◆ Your task
Every entry that follows should be repeated exactly; drop the images.

◆ Collection entries
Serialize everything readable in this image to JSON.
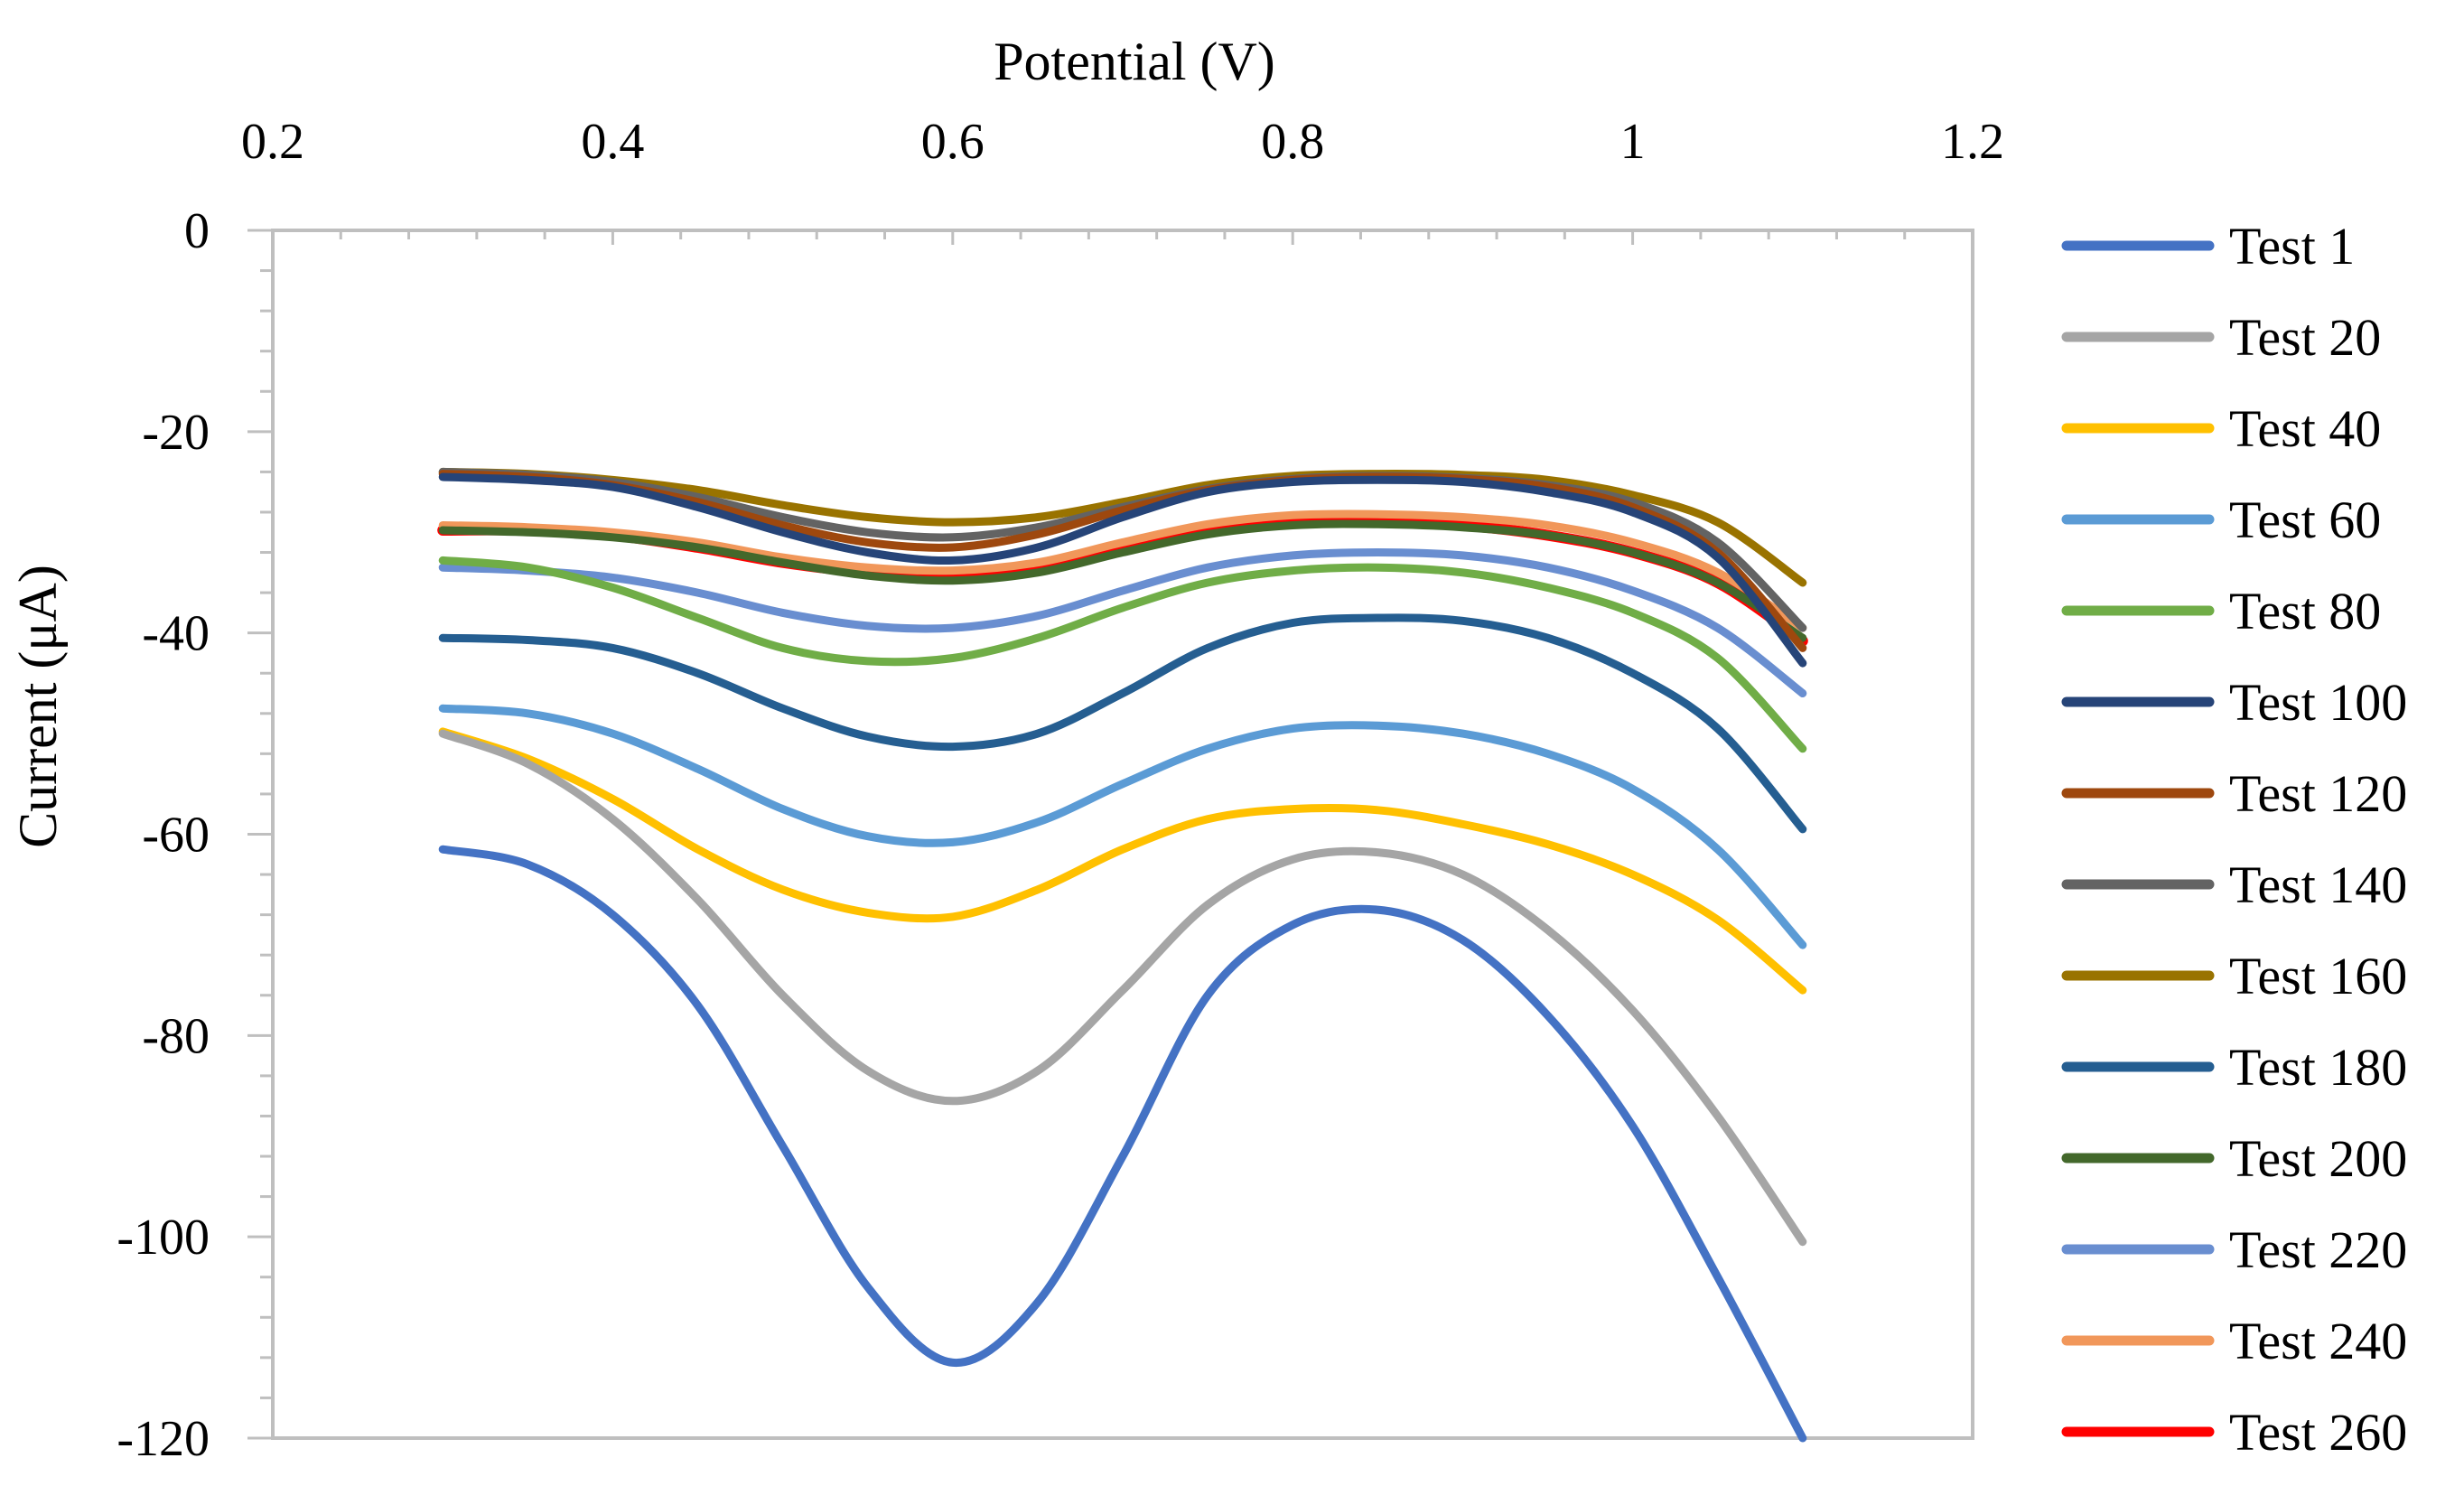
{
  "chart_data": {
    "type": "line",
    "xlabel": "Potential (V)",
    "ylabel": "Current (μA)",
    "xlim": [
      0.2,
      1.2
    ],
    "ylim": [
      -120,
      0
    ],
    "x_ticks": [
      "0.2",
      "0.4",
      "0.6",
      "0.8",
      "1",
      "1.2"
    ],
    "y_ticks": [
      "0",
      "-20",
      "-40",
      "-60",
      "-80",
      "-100",
      "-120"
    ],
    "x_axis_position": "top",
    "legend_position": "right",
    "grid": false,
    "x": [
      0.3,
      0.35,
      0.4,
      0.45,
      0.5,
      0.55,
      0.6,
      0.65,
      0.7,
      0.75,
      0.8,
      0.85,
      0.9,
      0.95,
      1.0,
      1.05,
      1.1
    ],
    "series": [
      {
        "name": "Test 1",
        "color": "#4472C4",
        "values": [
          -61.5,
          -63.0,
          -68.0,
          -77.0,
          -91.0,
          -105.0,
          -112.5,
          -106.5,
          -92.0,
          -76.0,
          -69.0,
          -67.5,
          -70.5,
          -78.0,
          -89.0,
          -104.0,
          -120.0
        ]
      },
      {
        "name": "Test 20",
        "color": "#A5A5A5",
        "values": [
          -50.0,
          -53.0,
          -58.5,
          -66.5,
          -76.0,
          -83.5,
          -86.5,
          -83.5,
          -75.5,
          -67.0,
          -62.5,
          -61.8,
          -64.0,
          -69.5,
          -77.5,
          -88.0,
          -100.5
        ]
      },
      {
        "name": "Test 40",
        "color": "#FFC000",
        "values": [
          -49.8,
          -52.5,
          -56.5,
          -61.5,
          -65.5,
          -67.8,
          -68.2,
          -65.5,
          -61.5,
          -58.5,
          -57.5,
          -57.6,
          -59.0,
          -61.0,
          -64.0,
          -68.5,
          -75.5
        ]
      },
      {
        "name": "Test 60",
        "color": "#5B9BD5",
        "values": [
          -47.5,
          -48.0,
          -50.0,
          -53.5,
          -57.5,
          -60.2,
          -60.8,
          -58.8,
          -55.0,
          -51.5,
          -49.5,
          -49.2,
          -50.0,
          -52.0,
          -55.5,
          -61.5,
          -71.0
        ]
      },
      {
        "name": "Test 80",
        "color": "#70AD47",
        "values": [
          -32.8,
          -33.5,
          -35.5,
          -38.5,
          -41.5,
          -42.8,
          -42.5,
          -40.5,
          -37.5,
          -35.0,
          -33.8,
          -33.5,
          -34.0,
          -35.5,
          -38.0,
          -42.5,
          -51.5
        ]
      },
      {
        "name": "Test 100",
        "color": "#264478",
        "values": [
          -24.5,
          -24.8,
          -25.5,
          -27.5,
          -30.0,
          -32.0,
          -32.8,
          -31.5,
          -28.5,
          -26.0,
          -25.0,
          -24.8,
          -25.0,
          -26.0,
          -28.0,
          -32.5,
          -43.0
        ]
      },
      {
        "name": "Test 120",
        "color": "#9E480E",
        "values": [
          -24.2,
          -24.5,
          -25.3,
          -27.0,
          -29.3,
          -31.0,
          -31.5,
          -30.2,
          -27.8,
          -25.8,
          -24.8,
          -24.5,
          -24.7,
          -25.5,
          -27.5,
          -32.0,
          -41.5
        ]
      },
      {
        "name": "Test 140",
        "color": "#636363",
        "values": [
          -24.0,
          -24.3,
          -25.0,
          -26.5,
          -28.5,
          -30.0,
          -30.5,
          -29.5,
          -27.5,
          -25.7,
          -24.7,
          -24.4,
          -24.6,
          -25.3,
          -27.0,
          -31.0,
          -39.5
        ]
      },
      {
        "name": "Test 160",
        "color": "#997300",
        "values": [
          -24.0,
          -24.2,
          -24.8,
          -25.8,
          -27.3,
          -28.5,
          -29.0,
          -28.5,
          -27.0,
          -25.3,
          -24.4,
          -24.2,
          -24.3,
          -24.8,
          -26.3,
          -29.0,
          -35.0
        ]
      },
      {
        "name": "Test 180",
        "color": "#255E91",
        "values": [
          -40.5,
          -40.7,
          -41.5,
          -44.0,
          -47.5,
          -50.3,
          -51.3,
          -50.0,
          -46.0,
          -41.5,
          -39.0,
          -38.5,
          -38.8,
          -40.5,
          -44.0,
          -49.5,
          -59.5
        ]
      },
      {
        "name": "Test 200",
        "color": "#43682B",
        "values": [
          -29.8,
          -30.0,
          -30.5,
          -31.5,
          -33.0,
          -34.3,
          -34.8,
          -34.0,
          -32.0,
          -30.2,
          -29.3,
          -29.2,
          -29.5,
          -30.3,
          -32.0,
          -35.0,
          -40.5
        ]
      },
      {
        "name": "Test 220",
        "color": "#698ED0",
        "values": [
          -33.5,
          -33.8,
          -34.5,
          -36.0,
          -38.0,
          -39.3,
          -39.5,
          -38.3,
          -35.8,
          -33.5,
          -32.3,
          -32.0,
          -32.3,
          -33.5,
          -35.8,
          -39.5,
          -46.0
        ]
      },
      {
        "name": "Test 240",
        "color": "#F1975A",
        "values": [
          -29.3,
          -29.5,
          -30.0,
          -31.0,
          -32.5,
          -33.5,
          -33.8,
          -33.0,
          -31.0,
          -29.2,
          -28.3,
          -28.2,
          -28.5,
          -29.3,
          -31.0,
          -34.0,
          -39.5
        ]
      },
      {
        "name": "Test 260",
        "color": "#FF0000",
        "values": [
          -29.8,
          -29.8,
          -30.3,
          -31.5,
          -33.0,
          -34.0,
          -34.3,
          -33.3,
          -31.3,
          -29.6,
          -28.9,
          -28.9,
          -29.3,
          -30.3,
          -32.0,
          -35.0,
          -40.8
        ]
      }
    ]
  }
}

◆ Result of the task
Serialize everything readable in this image to JSON.
{
  "chart_data": {
    "type": "line",
    "xlabel": "Potential (V)",
    "ylabel": "Current (μA)",
    "xlim": [
      0.2,
      1.2
    ],
    "ylim": [
      -120,
      0
    ],
    "x_ticks": [
      "0.2",
      "0.4",
      "0.6",
      "0.8",
      "1",
      "1.2"
    ],
    "y_ticks": [
      "0",
      "-20",
      "-40",
      "-60",
      "-80",
      "-100",
      "-120"
    ],
    "x_axis_position": "top",
    "legend_position": "right",
    "grid": false,
    "x": [
      0.3,
      0.35,
      0.4,
      0.45,
      0.5,
      0.55,
      0.6,
      0.65,
      0.7,
      0.75,
      0.8,
      0.85,
      0.9,
      0.95,
      1.0,
      1.05,
      1.1
    ],
    "series": [
      {
        "name": "Test 1",
        "color": "#4472C4",
        "values": [
          -61.5,
          -63.0,
          -68.0,
          -77.0,
          -91.0,
          -105.0,
          -112.5,
          -106.5,
          -92.0,
          -76.0,
          -69.0,
          -67.5,
          -70.5,
          -78.0,
          -89.0,
          -104.0,
          -120.0
        ]
      },
      {
        "name": "Test 20",
        "color": "#A5A5A5",
        "values": [
          -50.0,
          -53.0,
          -58.5,
          -66.5,
          -76.0,
          -83.5,
          -86.5,
          -83.5,
          -75.5,
          -67.0,
          -62.5,
          -61.8,
          -64.0,
          -69.5,
          -77.5,
          -88.0,
          -100.5
        ]
      },
      {
        "name": "Test 40",
        "color": "#FFC000",
        "values": [
          -49.8,
          -52.5,
          -56.5,
          -61.5,
          -65.5,
          -67.8,
          -68.2,
          -65.5,
          -61.5,
          -58.5,
          -57.5,
          -57.6,
          -59.0,
          -61.0,
          -64.0,
          -68.5,
          -75.5
        ]
      },
      {
        "name": "Test 60",
        "color": "#5B9BD5",
        "values": [
          -47.5,
          -48.0,
          -50.0,
          -53.5,
          -57.5,
          -60.2,
          -60.8,
          -58.8,
          -55.0,
          -51.5,
          -49.5,
          -49.2,
          -50.0,
          -52.0,
          -55.5,
          -61.5,
          -71.0
        ]
      },
      {
        "name": "Test 80",
        "color": "#70AD47",
        "values": [
          -32.8,
          -33.5,
          -35.5,
          -38.5,
          -41.5,
          -42.8,
          -42.5,
          -40.5,
          -37.5,
          -35.0,
          -33.8,
          -33.5,
          -34.0,
          -35.5,
          -38.0,
          -42.5,
          -51.5
        ]
      },
      {
        "name": "Test 100",
        "color": "#264478",
        "values": [
          -24.5,
          -24.8,
          -25.5,
          -27.5,
          -30.0,
          -32.0,
          -32.8,
          -31.5,
          -28.5,
          -26.0,
          -25.0,
          -24.8,
          -25.0,
          -26.0,
          -28.0,
          -32.5,
          -43.0
        ]
      },
      {
        "name": "Test 120",
        "color": "#9E480E",
        "values": [
          -24.2,
          -24.5,
          -25.3,
          -27.0,
          -29.3,
          -31.0,
          -31.5,
          -30.2,
          -27.8,
          -25.8,
          -24.8,
          -24.5,
          -24.7,
          -25.5,
          -27.5,
          -32.0,
          -41.5
        ]
      },
      {
        "name": "Test 140",
        "color": "#636363",
        "values": [
          -24.0,
          -24.3,
          -25.0,
          -26.5,
          -28.5,
          -30.0,
          -30.5,
          -29.5,
          -27.5,
          -25.7,
          -24.7,
          -24.4,
          -24.6,
          -25.3,
          -27.0,
          -31.0,
          -39.5
        ]
      },
      {
        "name": "Test 160",
        "color": "#997300",
        "values": [
          -24.0,
          -24.2,
          -24.8,
          -25.8,
          -27.3,
          -28.5,
          -29.0,
          -28.5,
          -27.0,
          -25.3,
          -24.4,
          -24.2,
          -24.3,
          -24.8,
          -26.3,
          -29.0,
          -35.0
        ]
      },
      {
        "name": "Test 180",
        "color": "#255E91",
        "values": [
          -40.5,
          -40.7,
          -41.5,
          -44.0,
          -47.5,
          -50.3,
          -51.3,
          -50.0,
          -46.0,
          -41.5,
          -39.0,
          -38.5,
          -38.8,
          -40.5,
          -44.0,
          -49.5,
          -59.5
        ]
      },
      {
        "name": "Test 200",
        "color": "#43682B",
        "values": [
          -29.8,
          -30.0,
          -30.5,
          -31.5,
          -33.0,
          -34.3,
          -34.8,
          -34.0,
          -32.0,
          -30.2,
          -29.3,
          -29.2,
          -29.5,
          -30.3,
          -32.0,
          -35.0,
          -40.5
        ]
      },
      {
        "name": "Test 220",
        "color": "#698ED0",
        "values": [
          -33.5,
          -33.8,
          -34.5,
          -36.0,
          -38.0,
          -39.3,
          -39.5,
          -38.3,
          -35.8,
          -33.5,
          -32.3,
          -32.0,
          -32.3,
          -33.5,
          -35.8,
          -39.5,
          -46.0
        ]
      },
      {
        "name": "Test 240",
        "color": "#F1975A",
        "values": [
          -29.3,
          -29.5,
          -30.0,
          -31.0,
          -32.5,
          -33.5,
          -33.8,
          -33.0,
          -31.0,
          -29.2,
          -28.3,
          -28.2,
          -28.5,
          -29.3,
          -31.0,
          -34.0,
          -39.5
        ]
      },
      {
        "name": "Test 260",
        "color": "#FF0000",
        "values": [
          -29.8,
          -29.8,
          -30.3,
          -31.5,
          -33.0,
          -34.0,
          -34.3,
          -33.3,
          -31.3,
          -29.6,
          -28.9,
          -28.9,
          -29.3,
          -30.3,
          -32.0,
          -35.0,
          -40.8
        ]
      }
    ]
  }
}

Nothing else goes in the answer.